The problem :: Copy out the material below word for word, keeping every line unchanged.

Recorded data ::
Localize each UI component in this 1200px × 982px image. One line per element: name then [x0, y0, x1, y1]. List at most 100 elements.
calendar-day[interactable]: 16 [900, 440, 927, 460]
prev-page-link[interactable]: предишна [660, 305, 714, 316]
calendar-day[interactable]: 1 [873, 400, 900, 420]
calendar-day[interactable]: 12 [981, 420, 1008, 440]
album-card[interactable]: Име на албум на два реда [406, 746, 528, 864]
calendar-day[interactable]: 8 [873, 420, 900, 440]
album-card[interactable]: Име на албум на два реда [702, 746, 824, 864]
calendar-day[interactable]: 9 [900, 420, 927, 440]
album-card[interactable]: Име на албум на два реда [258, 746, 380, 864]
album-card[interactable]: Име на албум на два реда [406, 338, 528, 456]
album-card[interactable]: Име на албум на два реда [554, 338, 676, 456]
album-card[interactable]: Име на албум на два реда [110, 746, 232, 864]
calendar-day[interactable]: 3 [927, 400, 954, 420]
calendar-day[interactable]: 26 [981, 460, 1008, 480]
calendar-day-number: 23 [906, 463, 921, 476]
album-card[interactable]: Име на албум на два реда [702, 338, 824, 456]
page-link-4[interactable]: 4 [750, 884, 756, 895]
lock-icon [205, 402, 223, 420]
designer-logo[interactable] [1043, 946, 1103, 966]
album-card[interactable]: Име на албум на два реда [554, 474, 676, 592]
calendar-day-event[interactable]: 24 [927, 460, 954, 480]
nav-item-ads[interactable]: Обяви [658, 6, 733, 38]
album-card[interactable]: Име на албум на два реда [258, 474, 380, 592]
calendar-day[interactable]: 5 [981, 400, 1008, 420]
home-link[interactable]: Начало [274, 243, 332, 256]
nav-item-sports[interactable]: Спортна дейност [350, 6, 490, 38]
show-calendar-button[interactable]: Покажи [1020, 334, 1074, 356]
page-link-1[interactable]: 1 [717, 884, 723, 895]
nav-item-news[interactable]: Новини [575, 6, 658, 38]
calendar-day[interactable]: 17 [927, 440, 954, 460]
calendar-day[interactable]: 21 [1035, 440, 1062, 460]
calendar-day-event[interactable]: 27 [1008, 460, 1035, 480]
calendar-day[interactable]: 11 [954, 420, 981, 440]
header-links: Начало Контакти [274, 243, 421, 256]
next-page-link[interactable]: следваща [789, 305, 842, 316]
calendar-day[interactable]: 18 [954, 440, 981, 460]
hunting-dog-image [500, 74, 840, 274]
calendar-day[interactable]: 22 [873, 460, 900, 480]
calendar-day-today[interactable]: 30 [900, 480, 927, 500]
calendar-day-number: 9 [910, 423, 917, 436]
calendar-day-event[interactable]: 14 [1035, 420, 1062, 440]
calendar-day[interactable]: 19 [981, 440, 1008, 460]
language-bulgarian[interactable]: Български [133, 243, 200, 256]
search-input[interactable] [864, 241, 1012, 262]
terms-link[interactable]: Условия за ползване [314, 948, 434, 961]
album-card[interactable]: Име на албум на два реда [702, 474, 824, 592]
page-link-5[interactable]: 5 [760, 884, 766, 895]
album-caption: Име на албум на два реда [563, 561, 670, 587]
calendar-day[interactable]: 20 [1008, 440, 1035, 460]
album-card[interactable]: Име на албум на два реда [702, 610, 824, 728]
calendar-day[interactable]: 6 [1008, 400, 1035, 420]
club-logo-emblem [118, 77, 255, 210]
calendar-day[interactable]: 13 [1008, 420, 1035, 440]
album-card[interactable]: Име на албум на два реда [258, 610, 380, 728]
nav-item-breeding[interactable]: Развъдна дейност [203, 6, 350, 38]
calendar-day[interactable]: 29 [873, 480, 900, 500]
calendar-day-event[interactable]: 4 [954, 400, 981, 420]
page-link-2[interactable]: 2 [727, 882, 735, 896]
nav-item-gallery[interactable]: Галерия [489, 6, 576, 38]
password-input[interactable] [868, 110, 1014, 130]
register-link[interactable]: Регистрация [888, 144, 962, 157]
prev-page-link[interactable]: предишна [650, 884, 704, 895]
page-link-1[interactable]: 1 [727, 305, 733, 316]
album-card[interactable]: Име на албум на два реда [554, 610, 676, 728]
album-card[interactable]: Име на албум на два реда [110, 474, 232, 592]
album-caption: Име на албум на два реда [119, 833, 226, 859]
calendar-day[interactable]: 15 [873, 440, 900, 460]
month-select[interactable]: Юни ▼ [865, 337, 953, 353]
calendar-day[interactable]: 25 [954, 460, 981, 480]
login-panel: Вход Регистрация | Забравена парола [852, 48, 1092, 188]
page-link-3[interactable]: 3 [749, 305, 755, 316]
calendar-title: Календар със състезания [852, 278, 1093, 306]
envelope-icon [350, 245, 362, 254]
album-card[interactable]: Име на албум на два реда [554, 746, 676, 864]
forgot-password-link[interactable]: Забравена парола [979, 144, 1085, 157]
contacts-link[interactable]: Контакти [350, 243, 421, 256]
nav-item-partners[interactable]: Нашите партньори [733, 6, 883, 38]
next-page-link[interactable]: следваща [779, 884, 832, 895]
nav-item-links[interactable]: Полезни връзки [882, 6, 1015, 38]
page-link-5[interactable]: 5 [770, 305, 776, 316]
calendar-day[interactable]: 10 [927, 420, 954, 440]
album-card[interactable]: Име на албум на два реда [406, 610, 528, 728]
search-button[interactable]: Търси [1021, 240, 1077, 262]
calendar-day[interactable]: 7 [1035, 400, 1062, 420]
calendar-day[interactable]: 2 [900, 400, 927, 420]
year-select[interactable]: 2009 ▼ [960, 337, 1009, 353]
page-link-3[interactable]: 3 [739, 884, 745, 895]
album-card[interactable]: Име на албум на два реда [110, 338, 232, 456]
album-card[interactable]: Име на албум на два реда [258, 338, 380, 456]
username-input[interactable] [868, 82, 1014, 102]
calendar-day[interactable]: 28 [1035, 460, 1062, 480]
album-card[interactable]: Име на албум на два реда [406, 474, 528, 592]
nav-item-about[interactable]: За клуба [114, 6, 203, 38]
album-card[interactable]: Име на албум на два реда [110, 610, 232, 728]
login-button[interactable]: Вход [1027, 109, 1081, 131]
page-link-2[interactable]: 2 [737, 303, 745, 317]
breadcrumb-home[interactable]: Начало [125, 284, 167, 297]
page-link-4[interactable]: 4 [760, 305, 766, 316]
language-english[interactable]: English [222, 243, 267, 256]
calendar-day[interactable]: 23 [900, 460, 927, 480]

Response ::
Localize each UI component in this 1200px × 982px image. One line per element: name then [x0, y0, x1, y1]. List at most 100 elements.
calendar-day[interactable]: 16 [900, 440, 927, 460]
prev-page-link[interactable]: предишна [660, 305, 714, 316]
calendar-day[interactable]: 1 [873, 400, 900, 420]
calendar-day[interactable]: 12 [981, 420, 1008, 440]
album-card[interactable]: Име на албум на два реда [406, 746, 528, 864]
calendar-day[interactable]: 8 [873, 420, 900, 440]
album-card[interactable]: Име на албум на два реда [702, 746, 824, 864]
calendar-day[interactable]: 9 [900, 420, 927, 440]
album-card[interactable]: Име на албум на два реда [258, 746, 380, 864]
album-card[interactable]: Име на албум на два реда [406, 338, 528, 456]
album-card[interactable]: Име на албум на два реда [554, 338, 676, 456]
album-card[interactable]: Име на албум на два реда [110, 746, 232, 864]
calendar-day[interactable]: 3 [927, 400, 954, 420]
calendar-day[interactable]: 26 [981, 460, 1008, 480]
calendar-day-number: 23 [906, 463, 921, 476]
album-card[interactable]: Име на албум на два реда [702, 338, 824, 456]
page-link-4[interactable]: 4 [750, 884, 756, 895]
lock-icon [205, 402, 223, 420]
designer-logo[interactable] [1043, 946, 1103, 966]
album-card[interactable]: Име на албум на два реда [554, 474, 676, 592]
calendar-day-event[interactable]: 24 [927, 460, 954, 480]
nav-item-ads[interactable]: Обяви [658, 6, 733, 38]
album-card[interactable]: Име на албум на два реда [258, 474, 380, 592]
calendar-day[interactable]: 5 [981, 400, 1008, 420]
home-link[interactable]: Начало [274, 243, 332, 256]
nav-item-sports[interactable]: Спортна дейност [350, 6, 490, 38]
show-calendar-button[interactable]: Покажи [1020, 334, 1074, 356]
page-link-1[interactable]: 1 [717, 884, 723, 895]
nav-item-news[interactable]: Новини [575, 6, 658, 38]
calendar-day[interactable]: 17 [927, 440, 954, 460]
calendar-day[interactable]: 21 [1035, 440, 1062, 460]
calendar-day-event[interactable]: 27 [1008, 460, 1035, 480]
calendar-day[interactable]: 11 [954, 420, 981, 440]
header-links: Начало Контакти [274, 243, 421, 256]
next-page-link[interactable]: следваща [789, 305, 842, 316]
calendar-day[interactable]: 18 [954, 440, 981, 460]
hunting-dog-image [500, 74, 840, 274]
calendar-day[interactable]: 22 [873, 460, 900, 480]
calendar-day-today[interactable]: 30 [900, 480, 927, 500]
calendar-day-number: 9 [910, 423, 917, 436]
calendar-day-event[interactable]: 14 [1035, 420, 1062, 440]
calendar-day[interactable]: 19 [981, 440, 1008, 460]
language-bulgarian[interactable]: Български [133, 243, 200, 256]
search-input[interactable] [864, 241, 1012, 262]
terms-link[interactable]: Условия за ползване [314, 948, 434, 961]
album-card[interactable]: Име на албум на два реда [702, 474, 824, 592]
page-link-5[interactable]: 5 [760, 884, 766, 895]
album-caption: Име на албум на два реда [563, 561, 670, 587]
calendar-day[interactable]: 20 [1008, 440, 1035, 460]
album-card[interactable]: Име на албум на два реда [702, 610, 824, 728]
calendar-day[interactable]: 6 [1008, 400, 1035, 420]
club-logo-emblem [118, 77, 255, 210]
calendar-day[interactable]: 13 [1008, 420, 1035, 440]
album-card[interactable]: Име на албум на два реда [258, 610, 380, 728]
nav-item-breeding[interactable]: Развъдна дейност [203, 6, 350, 38]
calendar-day[interactable]: 29 [873, 480, 900, 500]
calendar-day-event[interactable]: 4 [954, 400, 981, 420]
page-link-2[interactable]: 2 [727, 882, 735, 896]
nav-item-gallery[interactable]: Галерия [489, 6, 576, 38]
password-input[interactable] [868, 110, 1014, 130]
register-link[interactable]: Регистрация [888, 144, 962, 157]
prev-page-link[interactable]: предишна [650, 884, 704, 895]
page-link-1[interactable]: 1 [727, 305, 733, 316]
album-card[interactable]: Име на албум на два реда [554, 610, 676, 728]
album-card[interactable]: Име на албум на два реда [110, 474, 232, 592]
album-caption: Име на албум на два реда [119, 833, 226, 859]
calendar-day[interactable]: 15 [873, 440, 900, 460]
month-select[interactable]: Юни ▼ [865, 337, 953, 353]
calendar-day[interactable]: 25 [954, 460, 981, 480]
login-panel: Вход Регистрация | Забравена парола [852, 48, 1092, 188]
page-link-3[interactable]: 3 [749, 305, 755, 316]
calendar-title: Календар със състезания [852, 278, 1093, 306]
envelope-icon [350, 245, 362, 254]
album-card[interactable]: Име на албум на два реда [554, 746, 676, 864]
forgot-password-link[interactable]: Забравена парола [979, 144, 1085, 157]
contacts-link[interactable]: Контакти [350, 243, 421, 256]
nav-item-partners[interactable]: Нашите партньори [733, 6, 883, 38]
next-page-link[interactable]: следваща [779, 884, 832, 895]
nav-item-links[interactable]: Полезни връзки [882, 6, 1015, 38]
page-link-5[interactable]: 5 [770, 305, 776, 316]
calendar-day[interactable]: 10 [927, 420, 954, 440]
album-card[interactable]: Име на албум на два реда [406, 610, 528, 728]
search-button[interactable]: Търси [1021, 240, 1077, 262]
calendar-day[interactable]: 7 [1035, 400, 1062, 420]
calendar-day[interactable]: 2 [900, 400, 927, 420]
year-select[interactable]: 2009 ▼ [960, 337, 1009, 353]
page-link-3[interactable]: 3 [739, 884, 745, 895]
album-card[interactable]: Име на албум на два реда [110, 338, 232, 456]
album-card[interactable]: Име на албум на два реда [258, 338, 380, 456]
username-input[interactable] [868, 82, 1014, 102]
calendar-day[interactable]: 28 [1035, 460, 1062, 480]
album-card[interactable]: Име на албум на два реда [406, 474, 528, 592]
nav-item-about[interactable]: За клуба [114, 6, 203, 38]
album-card[interactable]: Име на албум на два реда [110, 610, 232, 728]
login-button[interactable]: Вход [1027, 109, 1081, 131]
page-link-2[interactable]: 2 [737, 303, 745, 317]
breadcrumb-home[interactable]: Начало [125, 284, 167, 297]
page-link-4[interactable]: 4 [760, 305, 766, 316]
language-english[interactable]: English [222, 243, 267, 256]
calendar-day[interactable]: 23 [900, 460, 927, 480]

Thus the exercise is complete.